Stored data
┄┄┄┄┄┄┄┄┄┄┄┄┄┄┄┄┄┄┄┄
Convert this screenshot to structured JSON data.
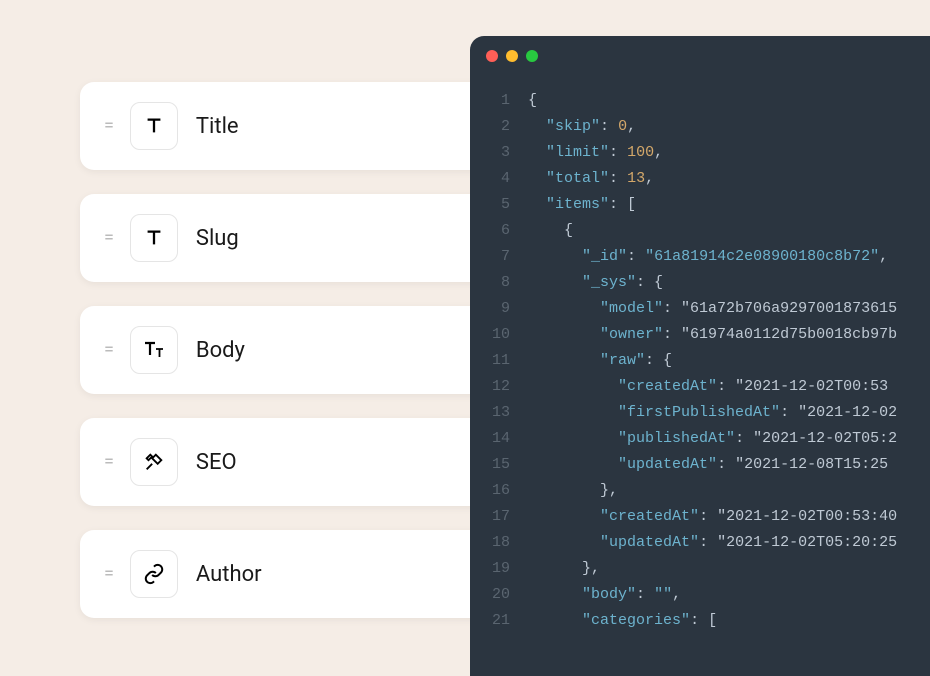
{
  "fields": [
    {
      "label": "Title",
      "icon": "title-icon"
    },
    {
      "label": "Slug",
      "icon": "title-icon"
    },
    {
      "label": "Body",
      "icon": "richtext-icon"
    },
    {
      "label": "SEO",
      "icon": "tools-icon"
    },
    {
      "label": "Author",
      "icon": "link-icon"
    }
  ],
  "code": {
    "lines": [
      "{",
      "  \"skip\": 0,",
      "  \"limit\": 100,",
      "  \"total\": 13,",
      "  \"items\": [",
      "    {",
      "      \"_id\": \"61a81914c2e08900180c8b72\",",
      "      \"_sys\": {",
      "        \"model\": \"61a72b706a9297001873615",
      "        \"owner\": \"61974a0112d75b0018cb97b",
      "        \"raw\": {",
      "          \"createdAt\": \"2021-12-02T00:53",
      "          \"firstPublishedAt\": \"2021-12-02",
      "          \"publishedAt\": \"2021-12-02T05:2",
      "          \"updatedAt\": \"2021-12-08T15:25",
      "        },",
      "        \"createdAt\": \"2021-12-02T00:53:40",
      "        \"updatedAt\": \"2021-12-02T05:20:25",
      "      },",
      "      \"body\": \"\",",
      "      \"categories\": ["
    ]
  }
}
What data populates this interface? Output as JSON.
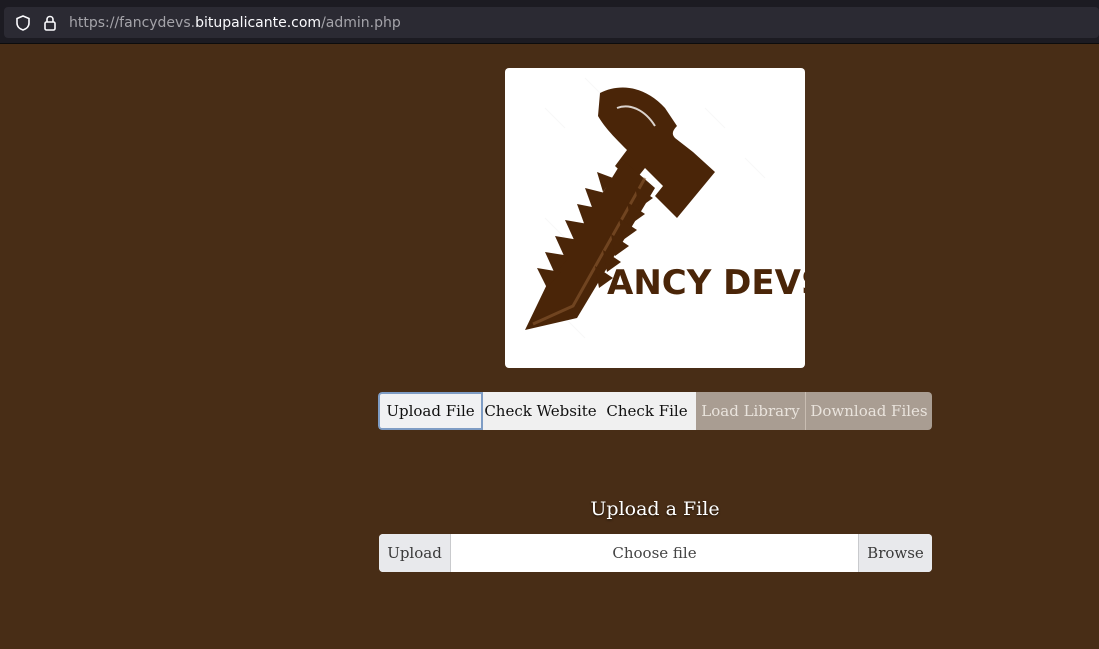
{
  "browser": {
    "url_prefix": "https://fancydevs.",
    "url_domain": "bitupalicante.com",
    "url_path": "/admin.php"
  },
  "logo": {
    "text": "ANCY DEVS",
    "color": "#4a2508"
  },
  "tabs": [
    {
      "label": "Upload File",
      "state": "active"
    },
    {
      "label": "Check Website",
      "state": "enabled"
    },
    {
      "label": "Check File",
      "state": "enabled"
    },
    {
      "label": "Load Library",
      "state": "disabled"
    },
    {
      "label": "Download Files",
      "state": "disabled"
    }
  ],
  "upload": {
    "title": "Upload a File",
    "upload_button": "Upload",
    "file_placeholder": "Choose file",
    "browse_button": "Browse"
  },
  "colors": {
    "page_background": "#482d16",
    "disabled_tab": "#a99d92"
  }
}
┄┄┄┄┄┄┄┄┄┄┄┄┄┄┄┄┄┄┄┄
▶ Objective: Quote the listing above in full, except for the pictures.

▶ Result of this task:
Convert this screenshot to structured JSON data.
{
  "fields": [
    {
      "label": "Title",
      "icon": "title-icon"
    },
    {
      "label": "Slug",
      "icon": "title-icon"
    },
    {
      "label": "Body",
      "icon": "richtext-icon"
    },
    {
      "label": "SEO",
      "icon": "tools-icon"
    },
    {
      "label": "Author",
      "icon": "link-icon"
    }
  ],
  "code": {
    "lines": [
      "{",
      "  \"skip\": 0,",
      "  \"limit\": 100,",
      "  \"total\": 13,",
      "  \"items\": [",
      "    {",
      "      \"_id\": \"61a81914c2e08900180c8b72\",",
      "      \"_sys\": {",
      "        \"model\": \"61a72b706a9297001873615",
      "        \"owner\": \"61974a0112d75b0018cb97b",
      "        \"raw\": {",
      "          \"createdAt\": \"2021-12-02T00:53",
      "          \"firstPublishedAt\": \"2021-12-02",
      "          \"publishedAt\": \"2021-12-02T05:2",
      "          \"updatedAt\": \"2021-12-08T15:25",
      "        },",
      "        \"createdAt\": \"2021-12-02T00:53:40",
      "        \"updatedAt\": \"2021-12-02T05:20:25",
      "      },",
      "      \"body\": \"\",",
      "      \"categories\": ["
    ]
  }
}
What data populates this interface? Output as JSON.
{
  "browser": {
    "url_prefix": "https://fancydevs.",
    "url_domain": "bitupalicante.com",
    "url_path": "/admin.php"
  },
  "logo": {
    "text": "ANCY DEVS",
    "color": "#4a2508"
  },
  "tabs": [
    {
      "label": "Upload File",
      "state": "active"
    },
    {
      "label": "Check Website",
      "state": "enabled"
    },
    {
      "label": "Check File",
      "state": "enabled"
    },
    {
      "label": "Load Library",
      "state": "disabled"
    },
    {
      "label": "Download Files",
      "state": "disabled"
    }
  ],
  "upload": {
    "title": "Upload a File",
    "upload_button": "Upload",
    "file_placeholder": "Choose file",
    "browse_button": "Browse"
  },
  "colors": {
    "page_background": "#482d16",
    "disabled_tab": "#a99d92"
  }
}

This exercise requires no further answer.